[Recorded data]
* * * * *

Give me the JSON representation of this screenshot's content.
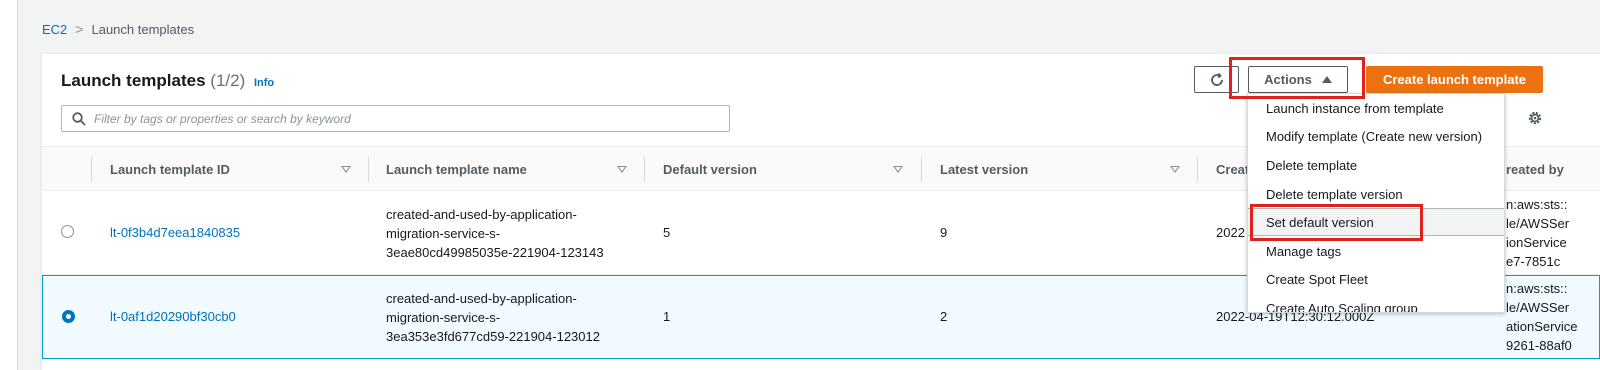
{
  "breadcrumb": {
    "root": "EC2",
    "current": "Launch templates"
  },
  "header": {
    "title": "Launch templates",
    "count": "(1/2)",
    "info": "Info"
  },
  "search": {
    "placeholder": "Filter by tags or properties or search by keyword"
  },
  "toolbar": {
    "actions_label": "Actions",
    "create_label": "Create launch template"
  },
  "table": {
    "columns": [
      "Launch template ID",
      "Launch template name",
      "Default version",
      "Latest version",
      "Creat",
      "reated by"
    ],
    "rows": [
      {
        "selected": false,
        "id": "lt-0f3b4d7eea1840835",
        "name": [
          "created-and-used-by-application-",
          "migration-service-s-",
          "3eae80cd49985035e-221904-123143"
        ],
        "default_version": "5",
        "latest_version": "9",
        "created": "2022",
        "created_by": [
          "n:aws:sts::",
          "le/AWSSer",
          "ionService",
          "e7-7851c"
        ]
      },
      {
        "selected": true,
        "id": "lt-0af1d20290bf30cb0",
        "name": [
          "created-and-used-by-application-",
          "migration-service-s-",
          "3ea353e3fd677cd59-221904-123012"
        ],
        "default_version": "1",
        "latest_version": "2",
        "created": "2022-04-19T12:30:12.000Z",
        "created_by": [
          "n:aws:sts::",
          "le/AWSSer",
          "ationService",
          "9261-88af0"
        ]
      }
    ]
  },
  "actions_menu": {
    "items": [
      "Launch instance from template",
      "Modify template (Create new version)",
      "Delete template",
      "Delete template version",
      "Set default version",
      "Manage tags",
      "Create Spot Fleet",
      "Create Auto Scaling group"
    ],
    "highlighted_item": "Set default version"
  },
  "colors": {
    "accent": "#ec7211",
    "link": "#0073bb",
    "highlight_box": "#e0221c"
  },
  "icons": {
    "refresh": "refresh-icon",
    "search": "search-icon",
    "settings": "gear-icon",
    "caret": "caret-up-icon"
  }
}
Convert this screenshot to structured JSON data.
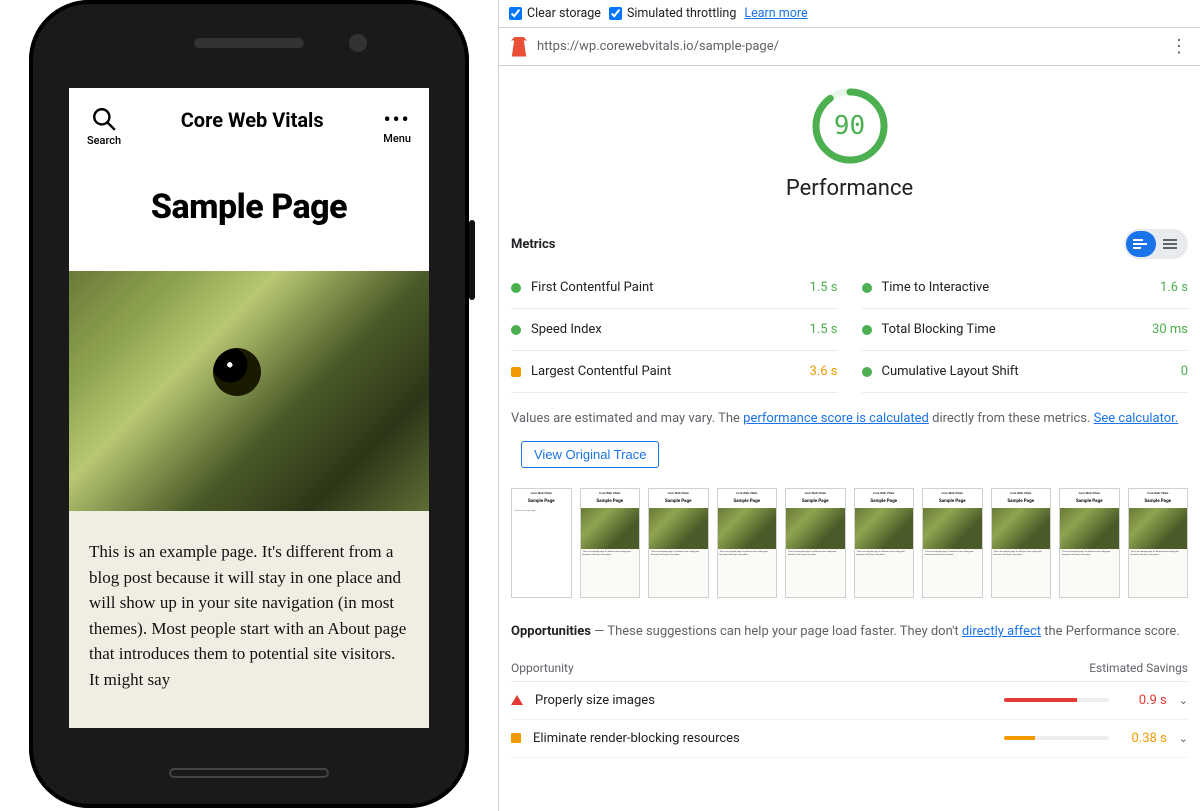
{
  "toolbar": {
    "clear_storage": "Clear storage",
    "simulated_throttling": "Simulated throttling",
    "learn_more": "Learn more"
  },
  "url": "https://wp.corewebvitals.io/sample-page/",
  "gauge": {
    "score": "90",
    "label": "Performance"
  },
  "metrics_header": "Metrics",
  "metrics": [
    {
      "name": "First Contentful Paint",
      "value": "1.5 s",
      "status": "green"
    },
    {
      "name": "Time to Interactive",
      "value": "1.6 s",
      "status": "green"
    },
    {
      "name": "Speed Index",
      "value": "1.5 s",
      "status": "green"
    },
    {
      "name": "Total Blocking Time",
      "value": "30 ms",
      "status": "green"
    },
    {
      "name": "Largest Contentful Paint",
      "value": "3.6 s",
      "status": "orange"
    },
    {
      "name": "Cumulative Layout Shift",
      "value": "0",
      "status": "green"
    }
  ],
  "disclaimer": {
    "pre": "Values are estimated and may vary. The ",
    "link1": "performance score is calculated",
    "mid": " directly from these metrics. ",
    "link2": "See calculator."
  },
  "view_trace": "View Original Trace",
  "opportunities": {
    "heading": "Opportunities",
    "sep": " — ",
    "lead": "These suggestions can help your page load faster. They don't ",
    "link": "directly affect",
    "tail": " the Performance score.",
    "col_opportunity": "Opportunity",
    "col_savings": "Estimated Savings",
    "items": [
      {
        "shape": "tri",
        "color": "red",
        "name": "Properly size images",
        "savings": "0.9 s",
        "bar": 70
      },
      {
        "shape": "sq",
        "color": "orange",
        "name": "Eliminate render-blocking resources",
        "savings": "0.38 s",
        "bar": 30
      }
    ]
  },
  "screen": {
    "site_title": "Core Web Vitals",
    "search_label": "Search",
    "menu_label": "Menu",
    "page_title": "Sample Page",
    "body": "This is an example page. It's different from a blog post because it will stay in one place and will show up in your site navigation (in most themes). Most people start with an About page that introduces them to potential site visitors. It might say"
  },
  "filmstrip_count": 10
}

* * * * *

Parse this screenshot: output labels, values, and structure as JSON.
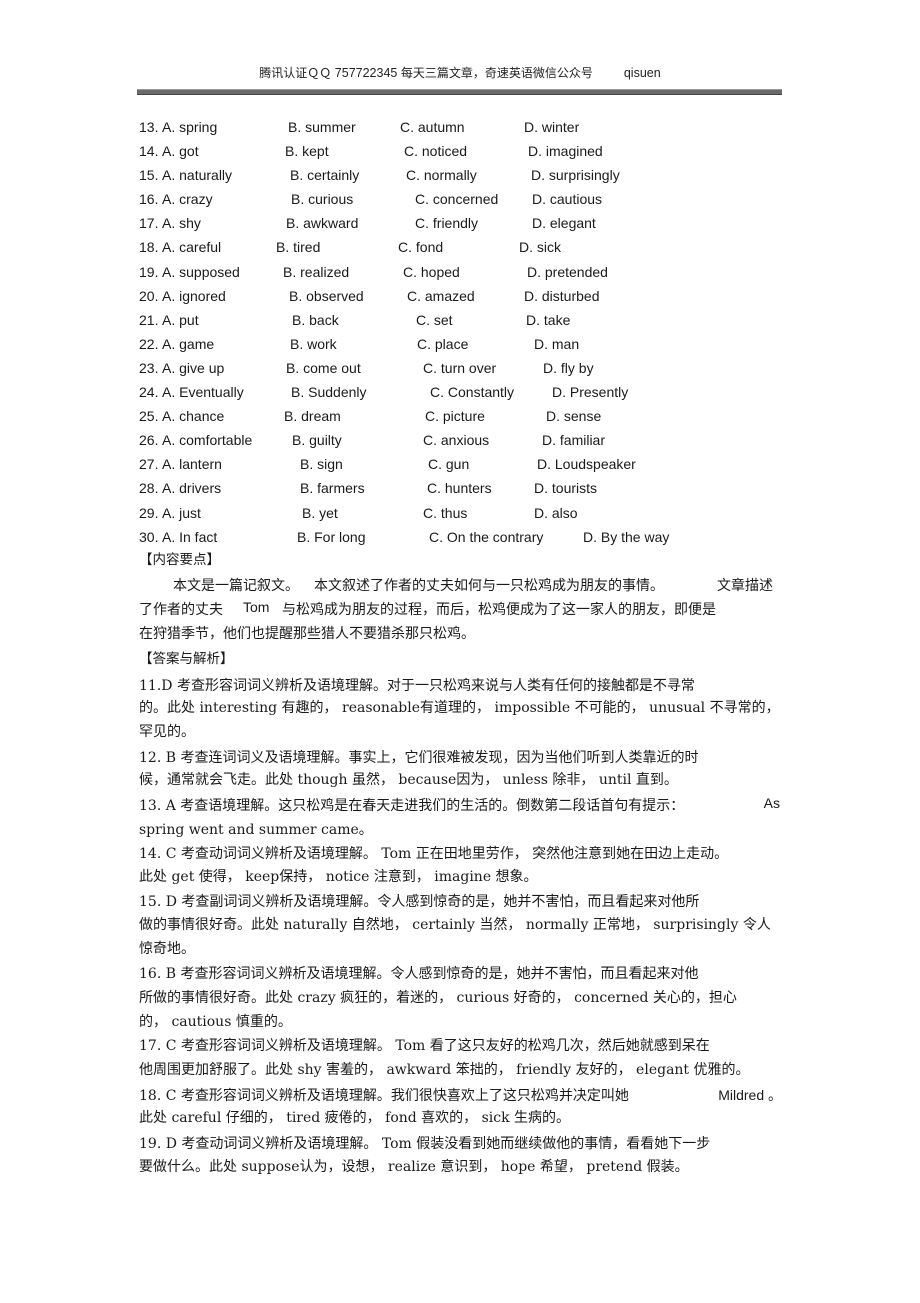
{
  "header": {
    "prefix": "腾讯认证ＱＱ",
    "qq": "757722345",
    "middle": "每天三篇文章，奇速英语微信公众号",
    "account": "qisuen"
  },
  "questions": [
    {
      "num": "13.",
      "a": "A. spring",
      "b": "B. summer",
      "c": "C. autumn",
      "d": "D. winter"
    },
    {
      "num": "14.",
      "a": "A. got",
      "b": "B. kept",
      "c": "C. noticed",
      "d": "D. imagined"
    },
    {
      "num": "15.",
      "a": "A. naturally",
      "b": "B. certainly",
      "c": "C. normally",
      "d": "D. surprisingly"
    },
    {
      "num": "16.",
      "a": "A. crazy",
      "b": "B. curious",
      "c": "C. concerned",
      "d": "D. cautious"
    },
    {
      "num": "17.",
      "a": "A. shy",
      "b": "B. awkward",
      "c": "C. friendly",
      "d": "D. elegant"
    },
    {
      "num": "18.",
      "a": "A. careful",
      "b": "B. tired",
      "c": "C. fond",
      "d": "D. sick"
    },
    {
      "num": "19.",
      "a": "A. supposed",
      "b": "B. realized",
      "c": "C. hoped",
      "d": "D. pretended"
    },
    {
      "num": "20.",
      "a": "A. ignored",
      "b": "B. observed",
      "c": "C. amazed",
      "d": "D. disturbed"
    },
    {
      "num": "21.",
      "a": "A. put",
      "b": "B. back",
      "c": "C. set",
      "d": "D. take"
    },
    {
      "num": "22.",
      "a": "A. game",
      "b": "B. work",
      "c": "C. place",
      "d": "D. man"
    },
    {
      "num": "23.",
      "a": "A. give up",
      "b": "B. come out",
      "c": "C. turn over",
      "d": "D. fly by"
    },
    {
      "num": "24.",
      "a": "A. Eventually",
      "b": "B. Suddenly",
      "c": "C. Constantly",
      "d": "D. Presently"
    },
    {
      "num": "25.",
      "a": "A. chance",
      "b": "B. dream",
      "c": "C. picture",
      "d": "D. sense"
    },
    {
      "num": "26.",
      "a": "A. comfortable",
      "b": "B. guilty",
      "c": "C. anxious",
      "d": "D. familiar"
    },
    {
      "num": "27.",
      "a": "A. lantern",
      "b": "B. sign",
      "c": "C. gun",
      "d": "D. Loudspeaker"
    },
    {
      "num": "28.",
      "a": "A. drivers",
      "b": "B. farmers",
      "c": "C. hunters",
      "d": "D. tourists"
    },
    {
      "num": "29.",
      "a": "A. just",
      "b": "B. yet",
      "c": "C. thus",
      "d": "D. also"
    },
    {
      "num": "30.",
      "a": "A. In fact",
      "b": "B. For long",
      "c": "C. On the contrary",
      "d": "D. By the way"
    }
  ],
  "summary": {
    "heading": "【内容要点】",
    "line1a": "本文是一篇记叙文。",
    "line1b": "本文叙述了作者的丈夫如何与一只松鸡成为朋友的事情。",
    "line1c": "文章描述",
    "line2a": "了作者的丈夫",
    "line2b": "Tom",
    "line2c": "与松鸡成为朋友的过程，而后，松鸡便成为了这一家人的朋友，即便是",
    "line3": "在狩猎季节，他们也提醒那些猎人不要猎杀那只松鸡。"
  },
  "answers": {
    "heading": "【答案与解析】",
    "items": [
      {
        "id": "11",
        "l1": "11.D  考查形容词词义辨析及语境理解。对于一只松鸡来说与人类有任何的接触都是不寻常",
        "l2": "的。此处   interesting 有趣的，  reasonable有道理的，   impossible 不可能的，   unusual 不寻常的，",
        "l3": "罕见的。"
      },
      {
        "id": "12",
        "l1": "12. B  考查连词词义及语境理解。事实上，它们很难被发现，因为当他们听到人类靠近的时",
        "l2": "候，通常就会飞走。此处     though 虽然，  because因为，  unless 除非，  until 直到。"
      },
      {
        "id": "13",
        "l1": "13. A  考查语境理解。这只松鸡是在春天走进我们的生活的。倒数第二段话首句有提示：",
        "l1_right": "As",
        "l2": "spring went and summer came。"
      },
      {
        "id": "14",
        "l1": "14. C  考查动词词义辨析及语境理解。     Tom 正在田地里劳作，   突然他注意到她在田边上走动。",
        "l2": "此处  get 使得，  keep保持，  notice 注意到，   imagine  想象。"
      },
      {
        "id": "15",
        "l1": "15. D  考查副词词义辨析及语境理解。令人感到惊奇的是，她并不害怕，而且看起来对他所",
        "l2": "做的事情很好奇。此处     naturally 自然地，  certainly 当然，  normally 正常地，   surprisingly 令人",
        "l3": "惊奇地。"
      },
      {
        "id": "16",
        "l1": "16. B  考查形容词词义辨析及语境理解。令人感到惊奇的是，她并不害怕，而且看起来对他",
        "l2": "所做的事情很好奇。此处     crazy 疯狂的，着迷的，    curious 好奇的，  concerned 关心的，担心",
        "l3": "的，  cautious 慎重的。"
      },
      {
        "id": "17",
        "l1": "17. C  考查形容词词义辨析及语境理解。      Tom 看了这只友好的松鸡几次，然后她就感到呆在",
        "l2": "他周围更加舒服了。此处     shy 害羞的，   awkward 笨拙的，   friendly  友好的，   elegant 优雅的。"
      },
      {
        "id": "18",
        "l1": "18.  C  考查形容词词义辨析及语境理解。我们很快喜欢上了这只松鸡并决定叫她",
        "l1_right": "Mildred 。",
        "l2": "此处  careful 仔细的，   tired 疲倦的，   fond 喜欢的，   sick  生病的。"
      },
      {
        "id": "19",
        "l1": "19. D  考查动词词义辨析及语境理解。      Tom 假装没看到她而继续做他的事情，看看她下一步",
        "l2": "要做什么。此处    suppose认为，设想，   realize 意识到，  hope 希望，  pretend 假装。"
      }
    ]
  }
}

* * * * *

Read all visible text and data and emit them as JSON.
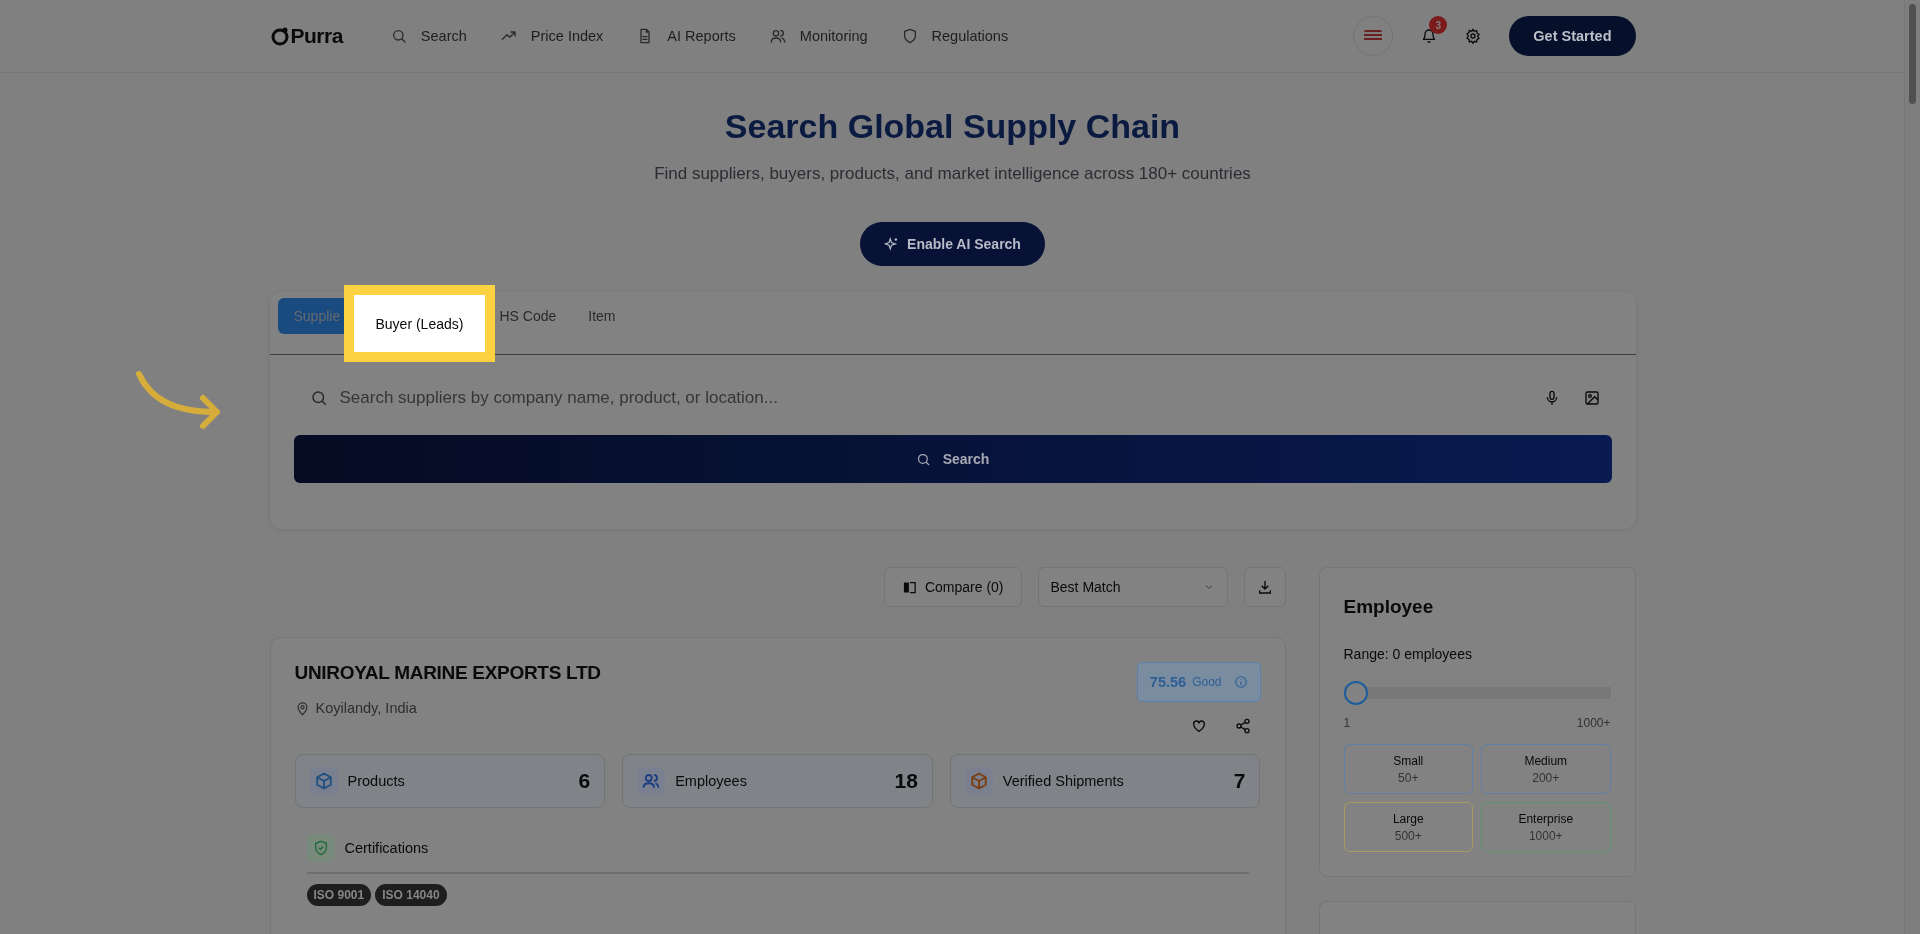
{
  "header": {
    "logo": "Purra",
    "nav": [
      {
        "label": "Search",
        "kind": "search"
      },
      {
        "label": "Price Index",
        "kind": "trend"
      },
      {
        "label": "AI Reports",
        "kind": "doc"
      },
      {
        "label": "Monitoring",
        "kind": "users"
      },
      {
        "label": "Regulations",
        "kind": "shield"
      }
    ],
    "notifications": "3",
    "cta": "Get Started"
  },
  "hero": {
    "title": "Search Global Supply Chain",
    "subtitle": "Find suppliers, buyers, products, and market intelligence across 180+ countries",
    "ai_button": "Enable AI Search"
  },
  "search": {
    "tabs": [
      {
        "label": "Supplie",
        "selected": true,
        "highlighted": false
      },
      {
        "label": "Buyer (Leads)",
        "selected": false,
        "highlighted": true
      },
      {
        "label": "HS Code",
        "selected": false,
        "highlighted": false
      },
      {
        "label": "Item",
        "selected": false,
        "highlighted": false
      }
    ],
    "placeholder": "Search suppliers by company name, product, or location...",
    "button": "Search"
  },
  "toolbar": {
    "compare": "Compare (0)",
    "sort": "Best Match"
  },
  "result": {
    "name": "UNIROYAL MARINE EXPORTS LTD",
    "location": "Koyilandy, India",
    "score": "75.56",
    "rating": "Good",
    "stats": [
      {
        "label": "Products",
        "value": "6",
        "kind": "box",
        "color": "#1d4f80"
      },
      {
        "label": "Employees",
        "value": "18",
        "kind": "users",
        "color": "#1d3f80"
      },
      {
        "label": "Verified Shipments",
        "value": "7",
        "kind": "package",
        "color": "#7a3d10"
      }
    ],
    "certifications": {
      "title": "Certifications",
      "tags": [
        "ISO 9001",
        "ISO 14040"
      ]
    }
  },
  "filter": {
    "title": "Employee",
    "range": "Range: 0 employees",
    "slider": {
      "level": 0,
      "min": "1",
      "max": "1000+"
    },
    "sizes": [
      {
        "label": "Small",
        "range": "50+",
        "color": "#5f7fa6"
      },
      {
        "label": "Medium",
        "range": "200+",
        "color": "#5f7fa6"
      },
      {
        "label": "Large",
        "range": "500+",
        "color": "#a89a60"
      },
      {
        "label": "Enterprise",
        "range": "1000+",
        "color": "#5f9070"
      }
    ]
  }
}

* * * * *

> **JOB**
Where a line above contains the word "curious", copy that line.

> **FINISHED ANSWER**
      "b": "B. curious",
        "l2": "所做的事情很好奇。此处     crazy 疯狂的，着迷的，    curious 好奇的，  concerned 关心的，担心",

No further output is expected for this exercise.